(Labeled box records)
* * *

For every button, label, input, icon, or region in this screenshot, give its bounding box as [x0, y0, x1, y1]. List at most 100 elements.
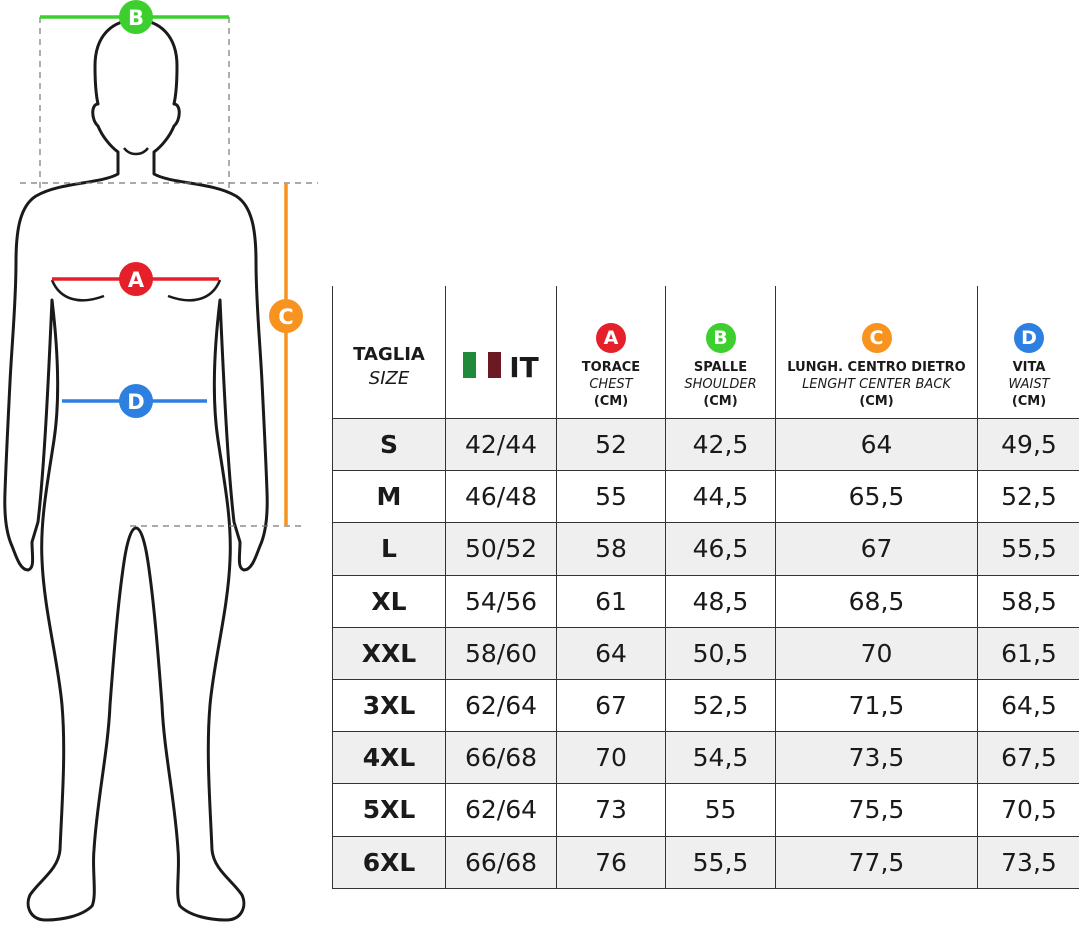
table-cell: 52,5 [977, 470, 1079, 524]
header-title: LUNGH. CENTRO DIETRO [787, 360, 966, 375]
header-subtitle: CHEST [589, 377, 633, 392]
header-subtitle: SIZE [368, 368, 410, 389]
flag [463, 351, 502, 378]
table-cell: 70,5 [977, 783, 1079, 837]
header-row: TAGLIA SIZE IT A TORACE CHEST (CM) B SPALLE SHOUL… [332, 286, 1079, 419]
table-cell: 66/68 [445, 731, 557, 785]
table-cell: 76 [556, 836, 666, 889]
table-cell: 67,5 [977, 731, 1079, 785]
table-row: XXL 58/60 64 50,5 70 61,5 [332, 627, 1079, 680]
table-cell: 75,5 [775, 783, 978, 837]
table-cell: 61 [556, 575, 666, 628]
table-cell: 73,5 [977, 836, 1079, 889]
badge-b [119, 0, 153, 34]
chest-lines [50, 279, 222, 302]
table-cell: 55,5 [977, 522, 1079, 576]
table-cell: 55 [665, 783, 776, 837]
table-row: 3XL 62/64 67 52,5 71,5 64,5 [332, 679, 1079, 733]
table-row: 5XL 62/64 73 55 75,5 70,5 [332, 783, 1079, 837]
header-unit: (CM) [593, 394, 629, 409]
table-cell: 4XL [332, 731, 446, 785]
body-right [134, 18, 269, 922]
table-cell: 58/60 [445, 627, 557, 680]
table-cell: 68,5 [775, 575, 978, 628]
table-cell: 62/64 [445, 783, 557, 837]
header-cell: B SPALLE SHOULDER (CM) [665, 286, 776, 419]
table-cell: 48,5 [665, 575, 776, 628]
body-left [3, 18, 138, 922]
guides [20, 17, 318, 527]
header-subtitle: LENGHT CENTER BACK [802, 377, 951, 392]
badge-label: C [278, 305, 293, 329]
table-cell: 52,5 [665, 679, 776, 733]
table-cell: 58,5 [977, 575, 1079, 628]
table-cell: 54/56 [445, 575, 557, 628]
table-cell: 55,5 [665, 836, 776, 889]
table-cell: 46/48 [445, 470, 557, 524]
table-cell: 50,5 [665, 627, 776, 680]
header-cell: A TORACE CHEST (CM) [556, 286, 666, 419]
header-subtitle: SHOULDER [684, 377, 757, 392]
table-cell: 65,5 [775, 470, 978, 524]
badge-c [269, 299, 303, 333]
header-cell: IT [445, 286, 557, 419]
badge-label: D [127, 390, 144, 414]
table-cell: 77,5 [775, 836, 978, 889]
table-body: S 42/44 52 42,5 64 49,5 M 46/48 55 44,5 65,5 52,5 L 5… [332, 418, 1079, 889]
header-title: TORACE [581, 360, 641, 375]
table-cell: XXL [332, 627, 446, 680]
chin [123, 147, 149, 156]
table-row: 6XL 66/68 76 55,5 77,5 73,5 [332, 836, 1079, 889]
column-badge: A [596, 323, 626, 353]
table-cell: 73 [556, 783, 666, 837]
table-cell: 62/64 [445, 679, 557, 733]
table-cell: 64 [775, 418, 978, 472]
table-cell: 71,5 [775, 679, 978, 733]
table-cell: 70 [556, 731, 666, 785]
header-cell: D VITA WAIST (CM) [977, 286, 1079, 419]
table-cell: 46,5 [665, 522, 776, 576]
header-cell: TAGLIA SIZE [332, 286, 446, 419]
table-cell: 67 [556, 679, 666, 733]
table-cell: 73,5 [775, 731, 978, 785]
table-cell: 42,5 [665, 418, 776, 472]
table-row: S 42/44 52 42,5 64 49,5 [332, 418, 1079, 472]
header-title: VITA [1012, 360, 1046, 375]
header-unit: (CM) [1011, 394, 1047, 409]
table-cell: S [332, 418, 446, 472]
table-cell: 67 [775, 522, 978, 576]
badge-d [119, 384, 153, 418]
header-unit: (CM) [703, 394, 738, 409]
badge-label: B [128, 6, 144, 30]
table-cell: L [332, 522, 446, 576]
table-row: 4XL 66/68 70 54,5 73,5 67,5 [332, 731, 1079, 785]
table-cell: M [332, 470, 446, 524]
table-cell: 6XL [332, 836, 446, 889]
header-cell: C LUNGH. CENTRO DIETRO LENGHT CENTER BACK (… [775, 286, 978, 419]
size-table: TAGLIA SIZE IT A TORACE CHEST (CM) B SPALLE SHOUL… [332, 286, 1079, 889]
table-cell: 50/52 [445, 522, 557, 576]
table-row: L 50/52 58 46,5 67 55,5 [332, 522, 1079, 576]
table-cell: 66/68 [445, 836, 557, 889]
table-cell: 61,5 [977, 627, 1079, 680]
italy-flag [463, 351, 502, 383]
table-cell: 5XL [332, 783, 446, 837]
table-cell: 3XL [332, 679, 446, 733]
table-cell: 64 [556, 627, 666, 680]
badge-a [119, 262, 153, 296]
table-row: M 46/48 55 44,5 65,5 52,5 [332, 470, 1079, 524]
table-cell: 49,5 [977, 418, 1079, 472]
badge-label: A [128, 268, 145, 292]
table-cell: 52 [556, 418, 666, 472]
table-cell: 55 [556, 470, 666, 524]
header-unit: (CM) [859, 394, 894, 409]
table-cell: 44,5 [665, 470, 776, 524]
column-badge: D [1014, 323, 1044, 353]
header-subtitle: WAIST [1008, 377, 1050, 392]
table-cell: XL [332, 575, 446, 628]
body-figure: B A C D [3, 0, 318, 922]
table-cell: 64,5 [977, 679, 1079, 733]
column-badge: B [705, 323, 736, 353]
column-badge: C [861, 323, 892, 353]
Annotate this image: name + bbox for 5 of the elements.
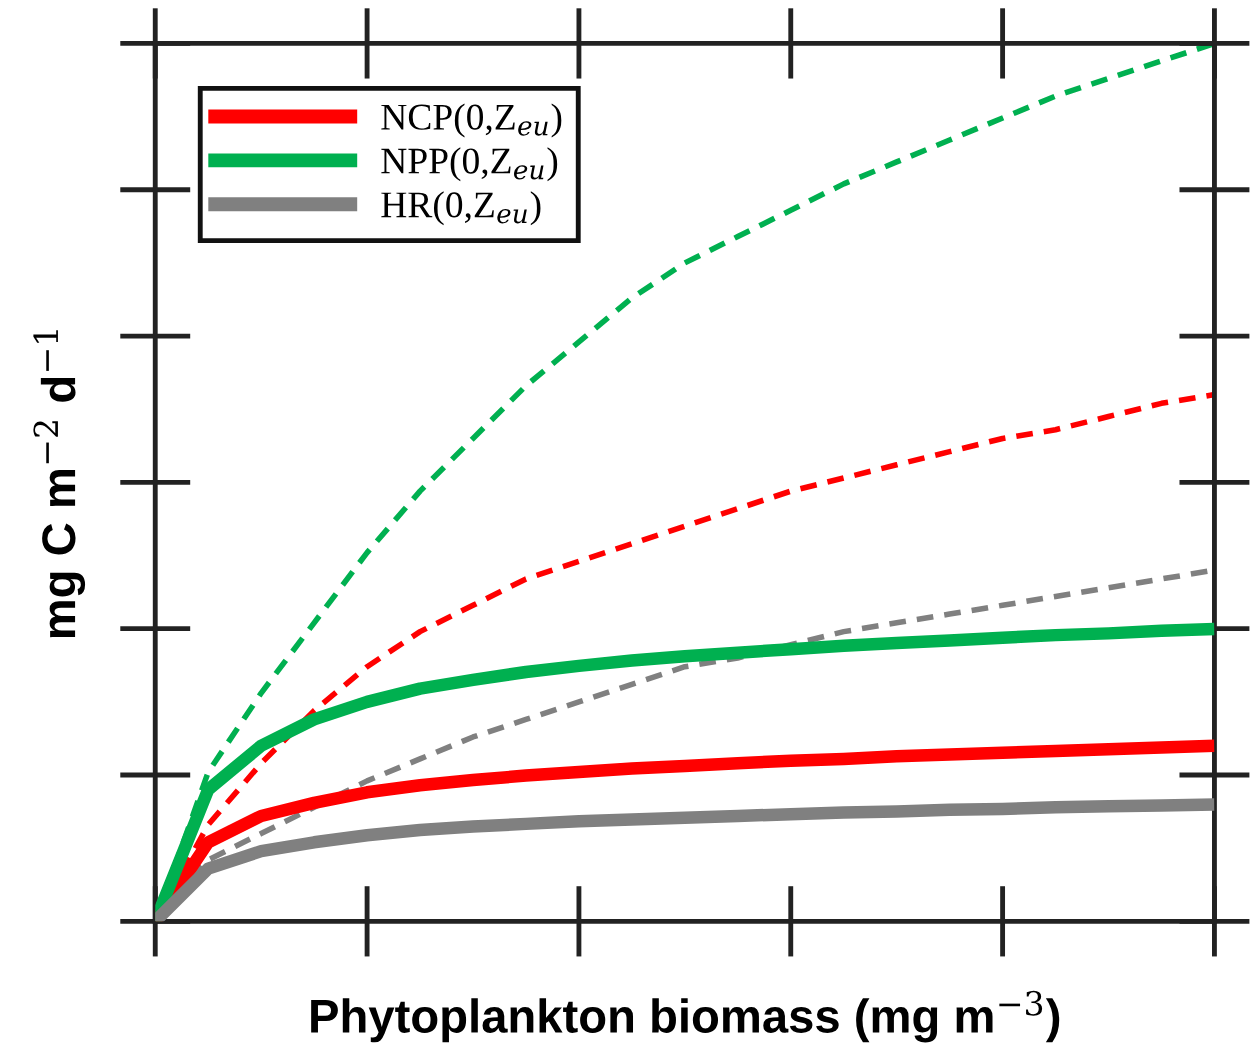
x-axis-title: Phytoplankton biomass (mg m$^{−3}$) <box>311 990 1060 1043</box>
legend-label: HR(0,Z$_{eu}$) <box>381 191 541 226</box>
legend-label: NPP(0,Z$_{eu}$) <box>381 147 558 182</box>
legend-label: NCP(0,Z$_{eu}$) <box>381 103 562 138</box>
y-axis-title: mg C m$^{−2}$ d$^{−1}$ <box>33 330 86 638</box>
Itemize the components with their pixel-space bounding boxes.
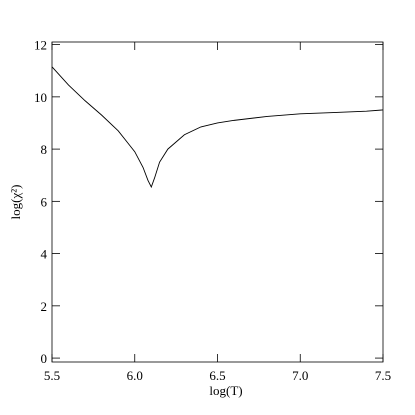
line [51,66,384,189]
y-tick-label: 10 [34,90,47,105]
x-tick-label: 5.5 [44,368,60,383]
x-axis-label: log(T) [209,383,242,398]
y-tick-label: 8 [41,142,48,157]
y-axis-label: log(χ²) [8,185,23,220]
y-tick-label: 2 [41,299,48,314]
x-tick-label: 7.5 [375,368,391,383]
x-tick-label: 7.0 [292,368,308,383]
y-tick-label: 6 [41,194,48,209]
y-tick-label: 0 [41,351,48,366]
y-tick-label: 4 [41,247,48,262]
x-tick-label: 6.0 [127,368,143,383]
x-tick-label: 6.5 [209,368,225,383]
y-tick-label: 12 [34,38,47,53]
plot-frame [51,41,384,363]
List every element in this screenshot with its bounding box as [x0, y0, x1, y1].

* * *

**Work to be completed:** Please return the part of the lines above that opens with the line containing "table-cell: 52,5 [977, 470, 1079, 524]" and closes with the line containing "table-cell: 67,5 [977, 731, 1079, 785]", copied without any change.

**Written answer:**
table-cell: 52,5 [977, 470, 1079, 524]
header-title: LUNGH. CENTRO DIETRO [787, 360, 966, 375]
header-subtitle: CHEST [589, 377, 633, 392]
header-subtitle: SIZE [368, 368, 410, 389]
flag [463, 351, 502, 378]
table-cell: 70,5 [977, 783, 1079, 837]
header-row: TAGLIA SIZE IT A TORACE CHEST (CM) B SPALLE SHOUL… [332, 286, 1079, 419]
table-cell: 66/68 [445, 731, 557, 785]
table-cell: 76 [556, 836, 666, 889]
table-cell: 67,5 [977, 731, 1079, 785]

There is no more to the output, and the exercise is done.